**Input rows**
* * *

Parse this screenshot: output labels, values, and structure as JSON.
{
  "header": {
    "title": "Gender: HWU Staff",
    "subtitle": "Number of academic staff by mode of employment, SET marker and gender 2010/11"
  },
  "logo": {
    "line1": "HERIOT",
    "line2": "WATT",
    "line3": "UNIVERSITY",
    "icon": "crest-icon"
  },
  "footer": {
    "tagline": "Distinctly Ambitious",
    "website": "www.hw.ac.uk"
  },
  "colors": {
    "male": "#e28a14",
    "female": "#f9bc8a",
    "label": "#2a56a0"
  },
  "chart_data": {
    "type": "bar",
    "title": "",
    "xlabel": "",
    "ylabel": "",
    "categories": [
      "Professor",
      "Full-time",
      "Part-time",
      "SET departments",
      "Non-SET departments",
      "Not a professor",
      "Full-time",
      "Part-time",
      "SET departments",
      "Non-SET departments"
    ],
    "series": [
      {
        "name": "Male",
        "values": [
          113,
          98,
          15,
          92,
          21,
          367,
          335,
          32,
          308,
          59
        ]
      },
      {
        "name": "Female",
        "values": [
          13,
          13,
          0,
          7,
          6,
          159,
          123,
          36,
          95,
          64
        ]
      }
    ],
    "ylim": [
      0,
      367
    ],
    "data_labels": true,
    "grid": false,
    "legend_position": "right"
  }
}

* * *

**Set task**
Your task is to retype all the records above with nothing left out.

**Output**
Parse this screenshot: output labels, values, and structure as JSON.
{
  "header": {
    "title": "Gender: HWU Staff",
    "subtitle": "Number of academic staff by mode of employment, SET marker and gender 2010/11"
  },
  "logo": {
    "line1": "HERIOT",
    "line2": "WATT",
    "line3": "UNIVERSITY",
    "icon": "crest-icon"
  },
  "footer": {
    "tagline": "Distinctly Ambitious",
    "website": "www.hw.ac.uk"
  },
  "colors": {
    "male": "#e28a14",
    "female": "#f9bc8a",
    "label": "#2a56a0"
  },
  "chart_data": {
    "type": "bar",
    "title": "",
    "xlabel": "",
    "ylabel": "",
    "categories": [
      "Professor",
      "Full-time",
      "Part-time",
      "SET departments",
      "Non-SET departments",
      "Not a professor",
      "Full-time",
      "Part-time",
      "SET departments",
      "Non-SET departments"
    ],
    "series": [
      {
        "name": "Male",
        "values": [
          113,
          98,
          15,
          92,
          21,
          367,
          335,
          32,
          308,
          59
        ]
      },
      {
        "name": "Female",
        "values": [
          13,
          13,
          0,
          7,
          6,
          159,
          123,
          36,
          95,
          64
        ]
      }
    ],
    "ylim": [
      0,
      367
    ],
    "data_labels": true,
    "grid": false,
    "legend_position": "right"
  }
}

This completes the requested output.